> Problems
[1] From the book review, list every single-word adjective that describes Emmaline's personality, naming each word once.
[2] Reproduce the stretch of the book review from "A dual timeline" through "US Naval Academy.", word for word.

> Reading text
........
The Paris Library meets The Flight Girls in this captivating historical novel about the sacrifice and courage necessary to live a life of honor, inspired by the first female volunteer librarians during World War I and the first women accepted into the U.S. Naval Academy.

Two women. One secret. A truth worth fighting for. 1918. Timid and shy Emmaline Balakin lives more in books than her own life. That is, until an envelope crosses her desk at the Dead Letter Office bearing a name from her past, and Emmaline decides to finally embark on an adventure of her own—as a volunteer librarian on the frontlines in France. But when a romance blooms as she secretly participates in a book club for censored books, Emmaline will need to find more courage within herself than she ever thought possible in order to survive.    

1976 Kathleen Carre is eager to prove to herself and to her nana that she deserves her acceptance into the first coed class at the United States Naval Academy. But not everyone wants female midshipmen at the Academy, and after tragedy strikes close to home, Kathleen becomes a target. To protect herself, Kathleen must learn to trust others even as she discovers a secret that could be her undoing.

My Review:

A dual timeline story, which I always enjoy, this one combines 1918 during WWI and another in 1976, with one of the first women to be accepted into the US Naval Academy.

Emmaline Balakin has always been a shy and quiet woman. She had a sweetheart once, but it didn’t work out. Now working in the Dead Letter Office, she dares to check out a familiar name on a letter refused and returned. She knows the intended recipient is married. She never lost feelings for the sender (now a soldier) and the letter discloses where he is located.

Emmaline discovers she could qualify as a volunteer librarian on the frontlines in France. Indeed, the men spend long lonely, boring hours with nothing and books have proven to be a lifeline—in more ways than one.

Kathleen Carre has always dreamed of being in the Navy—of following in her Nana’s brave footsteps who participated in the first world war as a driver. But Nana doesn’t reciprocate the enthusiasm.

Indeed, both women discover unexpected hurdles, frightening aspects, and each faces a desperate situation of their own. Emmaline finds her past love but denies him a truth that will badly damage their newly found relationship. Kathleen discovers it’s a great deal harder to pass the physical aspect of those first months than to defy the opposition to female inductees into a long-established all-male bastion.
........
> Supplied entries
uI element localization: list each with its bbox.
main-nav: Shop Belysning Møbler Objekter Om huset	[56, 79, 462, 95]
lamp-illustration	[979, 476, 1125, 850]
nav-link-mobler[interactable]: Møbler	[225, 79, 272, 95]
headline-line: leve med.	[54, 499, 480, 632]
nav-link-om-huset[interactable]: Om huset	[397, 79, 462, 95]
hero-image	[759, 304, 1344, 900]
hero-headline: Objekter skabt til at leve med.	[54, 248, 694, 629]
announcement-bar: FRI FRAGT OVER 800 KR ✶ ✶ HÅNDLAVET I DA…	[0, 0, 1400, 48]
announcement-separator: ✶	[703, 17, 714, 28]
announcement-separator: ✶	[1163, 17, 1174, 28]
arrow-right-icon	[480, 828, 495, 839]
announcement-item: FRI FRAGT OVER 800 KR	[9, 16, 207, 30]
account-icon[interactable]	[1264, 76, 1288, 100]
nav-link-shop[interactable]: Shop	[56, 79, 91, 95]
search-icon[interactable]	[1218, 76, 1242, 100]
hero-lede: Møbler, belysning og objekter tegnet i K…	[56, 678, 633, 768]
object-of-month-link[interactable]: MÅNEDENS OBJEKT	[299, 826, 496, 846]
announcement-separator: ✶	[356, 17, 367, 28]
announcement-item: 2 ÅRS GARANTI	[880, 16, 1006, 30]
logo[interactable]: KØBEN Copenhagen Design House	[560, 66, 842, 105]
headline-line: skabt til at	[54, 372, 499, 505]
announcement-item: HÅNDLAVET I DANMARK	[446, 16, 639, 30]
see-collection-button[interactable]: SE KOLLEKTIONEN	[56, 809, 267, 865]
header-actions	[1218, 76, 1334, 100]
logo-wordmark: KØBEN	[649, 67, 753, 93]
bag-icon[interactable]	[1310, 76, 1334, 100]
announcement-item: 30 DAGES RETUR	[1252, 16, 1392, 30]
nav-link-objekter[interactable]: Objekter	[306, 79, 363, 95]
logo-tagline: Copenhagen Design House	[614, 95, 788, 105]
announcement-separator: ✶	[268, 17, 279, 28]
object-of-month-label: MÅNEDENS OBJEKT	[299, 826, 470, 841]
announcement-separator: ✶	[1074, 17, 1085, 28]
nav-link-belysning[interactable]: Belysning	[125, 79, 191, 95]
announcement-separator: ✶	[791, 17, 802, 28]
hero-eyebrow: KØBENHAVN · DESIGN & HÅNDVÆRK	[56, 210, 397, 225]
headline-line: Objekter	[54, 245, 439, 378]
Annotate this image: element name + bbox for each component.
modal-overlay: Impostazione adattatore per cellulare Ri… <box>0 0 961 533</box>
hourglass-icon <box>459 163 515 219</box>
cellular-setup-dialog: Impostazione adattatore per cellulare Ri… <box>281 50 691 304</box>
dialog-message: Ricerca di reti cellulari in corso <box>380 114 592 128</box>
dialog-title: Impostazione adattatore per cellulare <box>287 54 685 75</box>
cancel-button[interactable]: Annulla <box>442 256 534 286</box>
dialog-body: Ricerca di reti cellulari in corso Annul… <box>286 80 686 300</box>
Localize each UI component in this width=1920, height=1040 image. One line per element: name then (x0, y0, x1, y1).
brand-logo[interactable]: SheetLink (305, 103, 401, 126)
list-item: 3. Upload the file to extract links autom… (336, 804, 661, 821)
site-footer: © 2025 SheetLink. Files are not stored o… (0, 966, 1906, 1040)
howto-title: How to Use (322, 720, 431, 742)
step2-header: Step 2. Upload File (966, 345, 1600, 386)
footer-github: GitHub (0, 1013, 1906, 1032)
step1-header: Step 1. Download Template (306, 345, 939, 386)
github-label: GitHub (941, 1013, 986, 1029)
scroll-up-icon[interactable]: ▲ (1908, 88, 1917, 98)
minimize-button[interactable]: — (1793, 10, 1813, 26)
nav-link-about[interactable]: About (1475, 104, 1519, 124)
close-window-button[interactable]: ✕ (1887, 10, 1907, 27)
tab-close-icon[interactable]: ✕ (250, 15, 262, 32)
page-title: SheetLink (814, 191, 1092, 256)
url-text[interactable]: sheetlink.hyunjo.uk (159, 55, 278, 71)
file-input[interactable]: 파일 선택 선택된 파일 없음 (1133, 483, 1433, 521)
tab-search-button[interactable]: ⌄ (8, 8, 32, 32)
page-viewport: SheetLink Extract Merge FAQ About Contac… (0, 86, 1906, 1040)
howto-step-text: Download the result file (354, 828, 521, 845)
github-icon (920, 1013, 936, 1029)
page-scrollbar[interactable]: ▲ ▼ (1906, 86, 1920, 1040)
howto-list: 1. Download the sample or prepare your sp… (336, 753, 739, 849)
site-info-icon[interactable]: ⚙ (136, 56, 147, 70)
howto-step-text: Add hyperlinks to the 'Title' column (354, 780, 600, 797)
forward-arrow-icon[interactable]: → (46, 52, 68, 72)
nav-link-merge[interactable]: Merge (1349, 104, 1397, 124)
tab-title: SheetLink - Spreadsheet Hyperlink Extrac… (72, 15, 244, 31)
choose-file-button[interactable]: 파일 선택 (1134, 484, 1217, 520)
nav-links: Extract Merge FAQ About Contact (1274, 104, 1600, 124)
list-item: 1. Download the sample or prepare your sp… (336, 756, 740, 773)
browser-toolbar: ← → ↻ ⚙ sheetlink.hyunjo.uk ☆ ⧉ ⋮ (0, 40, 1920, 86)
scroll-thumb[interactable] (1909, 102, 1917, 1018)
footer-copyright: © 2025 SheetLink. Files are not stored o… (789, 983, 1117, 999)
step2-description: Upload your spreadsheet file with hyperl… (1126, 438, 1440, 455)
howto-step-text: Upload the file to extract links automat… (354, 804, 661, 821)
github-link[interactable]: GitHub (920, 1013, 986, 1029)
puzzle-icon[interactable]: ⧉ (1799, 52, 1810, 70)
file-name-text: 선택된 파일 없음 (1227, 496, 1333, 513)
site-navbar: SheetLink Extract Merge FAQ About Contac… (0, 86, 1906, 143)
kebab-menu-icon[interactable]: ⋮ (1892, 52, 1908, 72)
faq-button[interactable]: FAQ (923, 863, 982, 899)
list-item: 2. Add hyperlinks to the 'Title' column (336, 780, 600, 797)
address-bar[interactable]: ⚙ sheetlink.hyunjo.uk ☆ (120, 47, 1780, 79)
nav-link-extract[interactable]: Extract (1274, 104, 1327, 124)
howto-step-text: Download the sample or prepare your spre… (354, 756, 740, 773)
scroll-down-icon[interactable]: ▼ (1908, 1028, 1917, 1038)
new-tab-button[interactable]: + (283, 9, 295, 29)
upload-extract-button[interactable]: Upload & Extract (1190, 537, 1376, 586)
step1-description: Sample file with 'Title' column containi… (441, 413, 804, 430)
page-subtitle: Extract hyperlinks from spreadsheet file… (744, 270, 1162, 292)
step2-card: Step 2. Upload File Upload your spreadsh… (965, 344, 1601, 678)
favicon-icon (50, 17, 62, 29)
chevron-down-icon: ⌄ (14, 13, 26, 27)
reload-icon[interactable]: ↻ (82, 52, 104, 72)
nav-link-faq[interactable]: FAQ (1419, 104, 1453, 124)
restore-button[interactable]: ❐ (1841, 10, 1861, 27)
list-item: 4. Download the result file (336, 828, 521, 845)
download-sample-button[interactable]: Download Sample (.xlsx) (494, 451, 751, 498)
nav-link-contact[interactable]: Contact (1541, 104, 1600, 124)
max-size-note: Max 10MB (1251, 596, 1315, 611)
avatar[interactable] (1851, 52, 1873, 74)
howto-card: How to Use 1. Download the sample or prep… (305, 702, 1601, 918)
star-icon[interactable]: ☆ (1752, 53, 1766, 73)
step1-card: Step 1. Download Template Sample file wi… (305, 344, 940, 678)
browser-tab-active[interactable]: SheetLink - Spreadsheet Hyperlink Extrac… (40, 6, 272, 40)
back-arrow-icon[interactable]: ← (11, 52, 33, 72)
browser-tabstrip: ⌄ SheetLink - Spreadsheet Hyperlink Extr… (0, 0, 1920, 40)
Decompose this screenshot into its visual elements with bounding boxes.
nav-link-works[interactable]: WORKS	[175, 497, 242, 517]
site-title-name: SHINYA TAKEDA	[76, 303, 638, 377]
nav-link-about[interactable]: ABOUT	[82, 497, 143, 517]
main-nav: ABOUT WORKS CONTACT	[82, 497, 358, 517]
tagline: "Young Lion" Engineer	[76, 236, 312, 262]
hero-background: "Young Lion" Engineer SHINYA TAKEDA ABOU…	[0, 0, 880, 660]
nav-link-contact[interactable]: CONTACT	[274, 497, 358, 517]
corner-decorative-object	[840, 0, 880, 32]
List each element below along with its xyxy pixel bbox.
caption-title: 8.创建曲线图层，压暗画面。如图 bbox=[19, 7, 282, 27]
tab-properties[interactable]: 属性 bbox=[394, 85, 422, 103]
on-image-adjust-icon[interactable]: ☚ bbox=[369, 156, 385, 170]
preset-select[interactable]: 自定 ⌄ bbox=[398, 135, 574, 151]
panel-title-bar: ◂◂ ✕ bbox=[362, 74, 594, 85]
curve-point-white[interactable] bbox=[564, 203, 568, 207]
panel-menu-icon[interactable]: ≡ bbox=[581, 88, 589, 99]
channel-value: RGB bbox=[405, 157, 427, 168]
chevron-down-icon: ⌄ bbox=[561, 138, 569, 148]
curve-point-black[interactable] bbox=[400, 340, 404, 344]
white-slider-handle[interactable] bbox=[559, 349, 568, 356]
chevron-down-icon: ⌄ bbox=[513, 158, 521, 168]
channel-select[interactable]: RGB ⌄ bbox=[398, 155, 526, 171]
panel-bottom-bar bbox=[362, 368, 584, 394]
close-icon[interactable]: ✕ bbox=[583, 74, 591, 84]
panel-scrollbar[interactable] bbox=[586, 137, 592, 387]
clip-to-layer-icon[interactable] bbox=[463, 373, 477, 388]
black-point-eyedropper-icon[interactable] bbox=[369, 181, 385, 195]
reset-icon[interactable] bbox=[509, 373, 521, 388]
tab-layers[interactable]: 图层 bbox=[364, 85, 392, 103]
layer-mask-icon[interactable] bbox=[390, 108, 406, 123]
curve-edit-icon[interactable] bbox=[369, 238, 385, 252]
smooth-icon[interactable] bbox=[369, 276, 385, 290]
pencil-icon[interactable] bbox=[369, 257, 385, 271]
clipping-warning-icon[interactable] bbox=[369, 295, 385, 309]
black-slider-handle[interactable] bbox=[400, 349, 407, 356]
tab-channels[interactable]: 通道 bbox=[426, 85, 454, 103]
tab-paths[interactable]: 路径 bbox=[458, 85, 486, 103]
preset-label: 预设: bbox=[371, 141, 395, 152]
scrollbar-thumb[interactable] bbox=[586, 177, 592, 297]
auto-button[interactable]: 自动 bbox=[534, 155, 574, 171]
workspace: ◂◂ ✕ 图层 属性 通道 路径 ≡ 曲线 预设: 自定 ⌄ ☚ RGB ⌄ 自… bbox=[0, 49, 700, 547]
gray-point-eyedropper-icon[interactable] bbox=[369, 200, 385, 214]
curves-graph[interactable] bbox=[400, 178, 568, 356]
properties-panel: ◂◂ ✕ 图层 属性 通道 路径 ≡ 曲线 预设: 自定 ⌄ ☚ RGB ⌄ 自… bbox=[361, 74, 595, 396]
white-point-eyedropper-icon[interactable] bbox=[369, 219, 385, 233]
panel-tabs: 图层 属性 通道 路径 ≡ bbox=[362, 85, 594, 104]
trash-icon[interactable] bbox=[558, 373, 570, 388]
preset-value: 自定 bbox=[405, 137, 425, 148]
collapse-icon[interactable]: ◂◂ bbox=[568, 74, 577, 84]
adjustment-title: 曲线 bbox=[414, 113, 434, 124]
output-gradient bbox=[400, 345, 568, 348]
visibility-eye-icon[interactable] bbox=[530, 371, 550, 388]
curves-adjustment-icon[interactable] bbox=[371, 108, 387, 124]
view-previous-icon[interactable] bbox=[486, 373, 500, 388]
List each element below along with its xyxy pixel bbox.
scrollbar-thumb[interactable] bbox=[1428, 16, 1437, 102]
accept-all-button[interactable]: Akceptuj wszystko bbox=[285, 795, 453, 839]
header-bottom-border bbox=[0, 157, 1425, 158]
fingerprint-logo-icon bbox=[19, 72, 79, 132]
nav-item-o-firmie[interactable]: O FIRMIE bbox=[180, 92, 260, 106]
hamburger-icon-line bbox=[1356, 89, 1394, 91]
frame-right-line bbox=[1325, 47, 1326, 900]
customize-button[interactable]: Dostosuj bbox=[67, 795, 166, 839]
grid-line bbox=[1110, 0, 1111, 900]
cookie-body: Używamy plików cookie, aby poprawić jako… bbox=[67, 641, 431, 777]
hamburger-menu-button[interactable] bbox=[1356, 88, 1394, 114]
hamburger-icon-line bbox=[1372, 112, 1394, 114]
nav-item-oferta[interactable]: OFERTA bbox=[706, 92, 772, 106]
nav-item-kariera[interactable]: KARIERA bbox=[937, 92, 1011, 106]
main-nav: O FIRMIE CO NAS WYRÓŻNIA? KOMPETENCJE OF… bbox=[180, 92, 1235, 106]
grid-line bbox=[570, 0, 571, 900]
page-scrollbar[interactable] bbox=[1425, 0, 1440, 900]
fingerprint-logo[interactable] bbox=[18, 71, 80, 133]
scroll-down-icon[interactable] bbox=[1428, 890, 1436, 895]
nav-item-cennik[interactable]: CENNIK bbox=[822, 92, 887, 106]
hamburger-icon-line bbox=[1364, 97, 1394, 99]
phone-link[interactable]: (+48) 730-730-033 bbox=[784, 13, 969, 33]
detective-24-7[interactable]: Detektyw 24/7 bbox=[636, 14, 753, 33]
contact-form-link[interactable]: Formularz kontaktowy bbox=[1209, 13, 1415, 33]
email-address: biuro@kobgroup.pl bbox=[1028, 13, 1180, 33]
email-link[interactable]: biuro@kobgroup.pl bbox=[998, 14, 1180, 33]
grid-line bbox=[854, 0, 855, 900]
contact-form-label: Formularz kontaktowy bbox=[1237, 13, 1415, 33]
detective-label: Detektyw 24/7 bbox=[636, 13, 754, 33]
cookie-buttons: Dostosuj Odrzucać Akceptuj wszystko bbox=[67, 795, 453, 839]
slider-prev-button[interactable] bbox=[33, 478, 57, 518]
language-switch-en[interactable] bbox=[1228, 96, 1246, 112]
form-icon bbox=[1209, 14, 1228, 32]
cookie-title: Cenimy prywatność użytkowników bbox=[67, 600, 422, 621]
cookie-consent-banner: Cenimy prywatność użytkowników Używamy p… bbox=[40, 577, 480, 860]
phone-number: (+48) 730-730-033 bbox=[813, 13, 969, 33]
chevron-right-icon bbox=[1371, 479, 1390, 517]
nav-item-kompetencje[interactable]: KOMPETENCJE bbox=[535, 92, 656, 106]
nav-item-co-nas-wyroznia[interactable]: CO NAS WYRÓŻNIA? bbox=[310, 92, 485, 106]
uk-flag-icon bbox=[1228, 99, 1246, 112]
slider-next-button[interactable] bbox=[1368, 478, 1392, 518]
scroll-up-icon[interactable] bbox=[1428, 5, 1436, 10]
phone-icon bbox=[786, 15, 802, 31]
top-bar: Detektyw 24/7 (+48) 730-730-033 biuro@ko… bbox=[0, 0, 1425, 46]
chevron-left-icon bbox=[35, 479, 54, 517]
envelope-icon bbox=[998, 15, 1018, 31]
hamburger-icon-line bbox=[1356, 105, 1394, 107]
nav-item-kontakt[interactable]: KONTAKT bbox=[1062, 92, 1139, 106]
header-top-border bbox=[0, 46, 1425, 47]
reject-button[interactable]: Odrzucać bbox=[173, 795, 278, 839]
........
> Expected responses
[1] timid, shy, quiet

[2]
A dual timeline story, which I always enjoy, this one combines 1918 during WWI and another in 1976, with one of the first women to be accepted into the US Naval Academy.